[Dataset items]
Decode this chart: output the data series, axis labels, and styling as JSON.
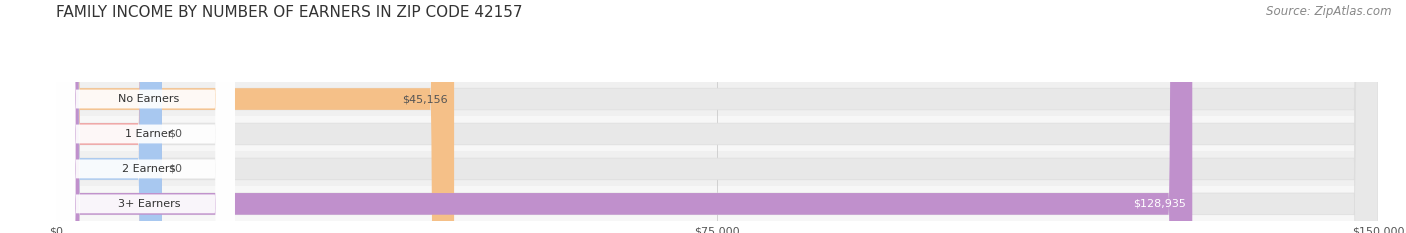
{
  "title": "FAMILY INCOME BY NUMBER OF EARNERS IN ZIP CODE 42157",
  "source": "Source: ZipAtlas.com",
  "categories": [
    "No Earners",
    "1 Earner",
    "2 Earners",
    "3+ Earners"
  ],
  "values": [
    45156,
    0,
    0,
    128935
  ],
  "bar_colors": [
    "#f5c088",
    "#f0a0a0",
    "#a8c8f0",
    "#c090cc"
  ],
  "bar_track_color": "#e8e8e8",
  "bar_border_color": [
    "#e8c070",
    "#e08080",
    "#80a8d8",
    "#a870b8"
  ],
  "bar_labels": [
    "$45,156",
    "$0",
    "$0",
    "$128,935"
  ],
  "label_text_color_inside": [
    "#555555",
    "#555555",
    "#555555",
    "#ffffff"
  ],
  "xmax": 150000,
  "xtick_labels": [
    "$0",
    "$75,000",
    "$150,000"
  ],
  "xtick_values": [
    0,
    75000,
    150000
  ],
  "background_color": "#ffffff",
  "plot_bg_color": "#f7f7f7",
  "title_fontsize": 11,
  "source_fontsize": 8.5,
  "bar_height": 0.62,
  "figsize": [
    14.06,
    2.33
  ],
  "small_bar_width": 12000
}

### Problem details
Reproduce all of the data exactly, omitting each picture it holds.

### Solution
Decode this chart: output the data series, axis labels, and styling as JSON.
{
  "title": "FAMILY INCOME BY NUMBER OF EARNERS IN ZIP CODE 42157",
  "source": "Source: ZipAtlas.com",
  "categories": [
    "No Earners",
    "1 Earner",
    "2 Earners",
    "3+ Earners"
  ],
  "values": [
    45156,
    0,
    0,
    128935
  ],
  "bar_colors": [
    "#f5c088",
    "#f0a0a0",
    "#a8c8f0",
    "#c090cc"
  ],
  "bar_track_color": "#e8e8e8",
  "bar_border_color": [
    "#e8c070",
    "#e08080",
    "#80a8d8",
    "#a870b8"
  ],
  "bar_labels": [
    "$45,156",
    "$0",
    "$0",
    "$128,935"
  ],
  "label_text_color_inside": [
    "#555555",
    "#555555",
    "#555555",
    "#ffffff"
  ],
  "xmax": 150000,
  "xtick_labels": [
    "$0",
    "$75,000",
    "$150,000"
  ],
  "xtick_values": [
    0,
    75000,
    150000
  ],
  "background_color": "#ffffff",
  "plot_bg_color": "#f7f7f7",
  "title_fontsize": 11,
  "source_fontsize": 8.5,
  "bar_height": 0.62,
  "figsize": [
    14.06,
    2.33
  ],
  "small_bar_width": 12000
}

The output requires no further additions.